» SHORT PROBLEM
Copy each line of the records that contains the word "Adicionar".

━━━━━━━━━━━━━━━━

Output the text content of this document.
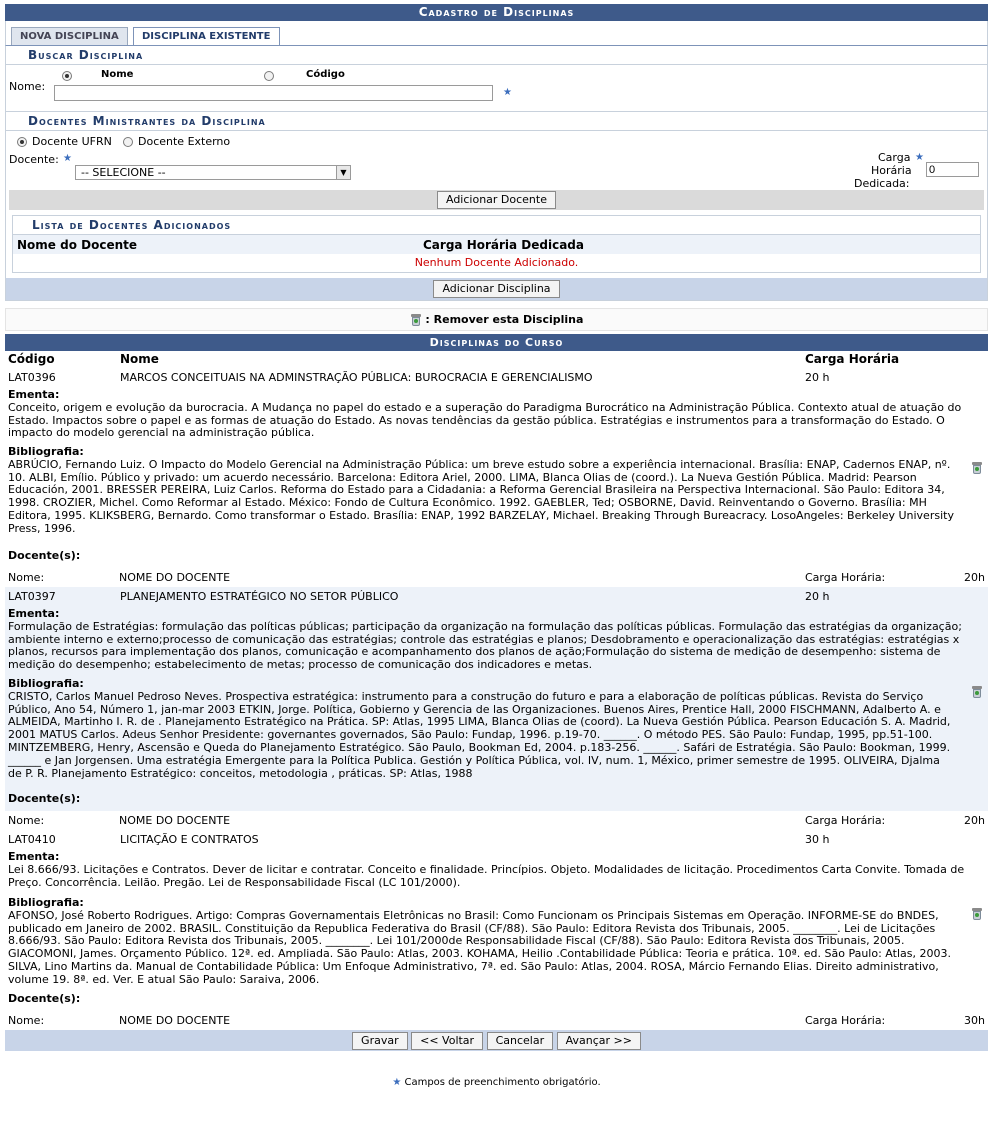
Cadastro de Disciplinas
NOVA DISCIPLINA	DISCIPLINA EXISTENTE
Buscar Disciplina
Nome	Código
Nome:	★
Docentes Ministrantes da Disciplina
Docente UFRN Docente Externo
Docente: ★
-- SELECIONE --	▼
Carga ★
Horária
Dedicada:
0
Adicionar Docente
Lista de Docentes Adicionados
Nome do Docente	Carga Horária Dedicada
Nenhum Docente Adicionado.
Adicionar Disciplina
: Remover esta Disciplina
Disciplinas do Curso
Código	Nome	Carga Horária
LAT0396	MARCOS CONCEITUAIS NA ADMINSTRAÇÃO PÚBLICA: BUROCRACIA E GERENCIALISMO	20 h
Ementa:
Conceito, origem e evolução da burocracia. A Mudança no papel do estado e a superação do Paradigma Burocrático na Administração Pública. Contexto atual de atuação do Estado. Impactos sobre o papel e as formas de atuação do Estado. As novas tendências da gestão pública. Estratégias e instrumentos para a transformação do Estado. O impacto do modelo gerencial na administração pública.
Bibliografia:
ABRÚCIO, Fernando Luiz. O Impacto do Modelo Gerencial na Administração Pública: um breve estudo sobre a experiência internacional. Brasília: ENAP, Cadernos ENAP, nº. 10. ALBI, Emílio. Público y privado: um acuerdo necessário. Barcelona: Editora Ariel, 2000. LIMA, Blanca Olias de (coord.). La Nueva Gestión Pública. Madrid: Pearson Educación, 2001. BRESSER PEREIRA, Luiz Carlos. Reforma do Estado para a Cidadania: a Reforma Gerencial Brasileira na Perspectiva Internacional. São Paulo: Editora 34, 1998. CROZIER, Michel. Como Reformar al Estado. México: Fondo de Cultura Econômico. 1992. GAEBLER, Ted; OSBORNE, David. Reinventando o Governo. Brasília: MH Editora, 1995. KLIKSBERG, Bernardo. Como transformar o Estado. Brasília: ENAP, 1992 BARZELAY, Michael. Breaking Through Bureacracy. LosoAngeles: Berkeley University Press, 1996.
Docente(s):
Nome:	NOME DO DOCENTE	Carga Horária:	20h
LAT0397	PLANEJAMENTO ESTRATÉGICO NO SETOR PÚBLICO	20 h
Ementa:
Formulação de Estratégias: formulação das políticas públicas; participação da organização na formulação das políticas públicas. Formulação das estratégias da organização; ambiente interno e externo;processo de comunicação das estratégias; controle das estratégias e planos; Desdobramento e operacionalização das estratégias: estratégias x planos, recursos para implementação dos planos, comunicação e acompanhamento dos planos de ação;Formulação do sistema de medição de desempenho: sistema de medição do desempenho; estabelecimento de metas; processo de comunicação dos indicadores e metas.
Bibliografia:
CRISTO, Carlos Manuel Pedroso Neves. Prospectiva estratégica: instrumento para a construção do futuro e para a elaboração de políticas públicas. Revista do Serviço Público, Ano 54, Número 1, jan-mar 2003 ETKIN, Jorge. Política, Gobierno y Gerencia de las Organizaciones. Buenos Aires, Prentice Hall, 2000 FISCHMANN, Adalberto A. e ALMEIDA, Martinho I. R. de . Planejamento Estratégico na Prática. SP: Atlas, 1995 LIMA, Blanca Olias de (coord). La Nueva Gestión Pública. Pearson Educación S. A. Madrid, 2001 MATUS Carlos. Adeus Senhor Presidente: governantes governados, São Paulo: Fundap, 1996. p.19-70. ______. O método PES. São Paulo: Fundap, 1995, pp.51-100. MINTZEMBERG, Henry, Ascensão e Queda do Planejamento Estratégico. São Paulo, Bookman Ed, 2004. p.183-256. ______. Safári de Estratégia. São Paulo: Bookman, 1999. ______ e Jan Jorgensen. Uma estratégia Emergente para la Política Publica. Gestión y Política Pública, vol. IV, num. 1, México, primer semestre de 1995. OLIVEIRA, Djalma de P. R. Planejamento Estratégico: conceitos, metodologia , práticas. SP: Atlas, 1988
Docente(s):
Nome:	NOME DO DOCENTE	Carga Horária:	20h
LAT0410	LICITAÇÃO E CONTRATOS	30 h
Ementa:
Lei 8.666/93. Licitações e Contratos. Dever de licitar e contratar. Conceito e finalidade. Princípios. Objeto. Modalidades de licitação. Procedimentos Carta Convite. Tomada de Preço. Concorrência. Leilão. Pregão. Lei de Responsabilidade Fiscal (LC 101/2000).
Bibliografia:
AFONSO, José Roberto Rodrigues. Artigo: Compras Governamentais Eletrônicas no Brasil: Como Funcionam os Principais Sistemas em Operação. INFORME-SE do BNDES, publicado em Janeiro de 2002. BRASIL. Constituição da Republica Federativa do Brasil (CF/88). São Paulo: Editora Revista dos Tribunais, 2005. ________. Lei de Licitações 8.666/93. São Paulo: Editora Revista dos Tribunais, 2005. ________. Lei 101/2000de Responsabilidade Fiscal (CF/88). São Paulo: Editora Revista dos Tribunais, 2005. GIACOMONI, James. Orçamento Público. 12ª. ed. Ampliada. São Paulo: Atlas, 2003. KOHAMA, Heilio .Contabilidade Pública: Teoria e prática. 10ª. ed. São Paulo: Atlas, 2003. SILVA, Lino Martins da. Manual de Contabilidade Pública: Um Enfoque Administrativo, 7ª. ed. São Paulo: Atlas, 2004. ROSA, Márcio Fernando Elias. Direito administrativo, volume 19. 8ª. ed. Ver. E atual São Paulo: Saraiva, 2006.
Docente(s):
Nome:	NOME DO DOCENTE	Carga Horária:	30h
Gravar << Voltar Cancelar Avançar >>
★ Campos de preenchimento obrigatório.
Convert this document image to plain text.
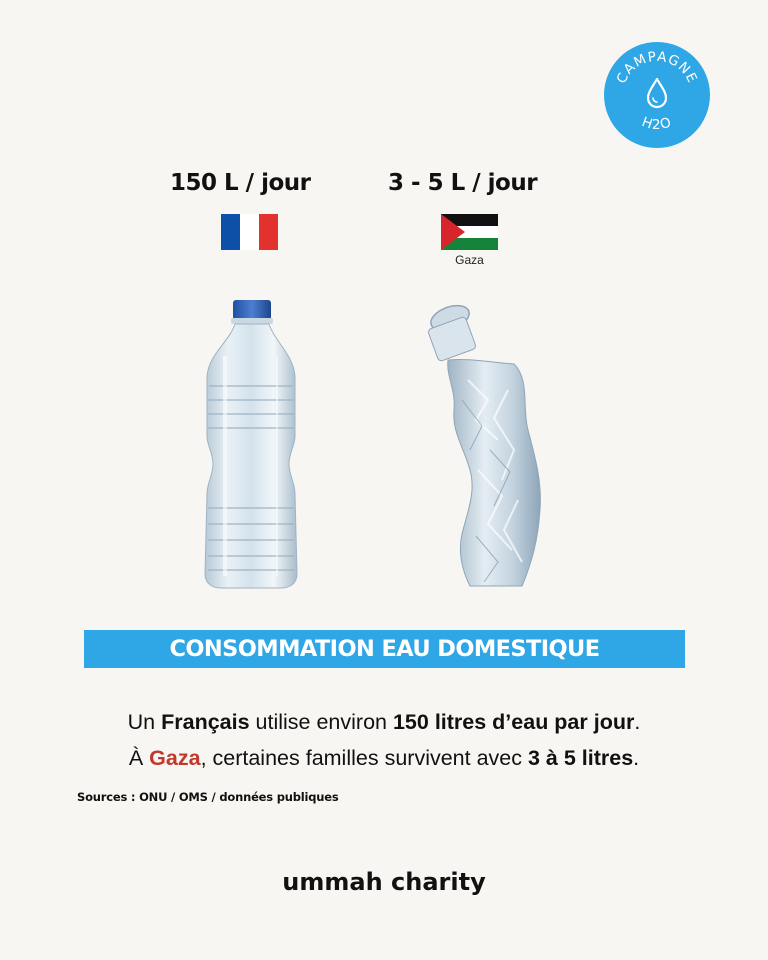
CAMPAGNE
H2O
150 L / jour	3 - 5 L / jour
Gaza
CONSOMMATION EAU DOMESTIQUE
Un Français utilise environ 150 litres d’eau par jour.
À Gaza, certaines familles survivent avec 3 à 5 litres.
Sources : ONU / OMS / données publiques
ummah charity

━━━━━━━━━━━━━━━━

» PROBLEM SOLUTION
Adicionar Docente
Adicionar Disciplina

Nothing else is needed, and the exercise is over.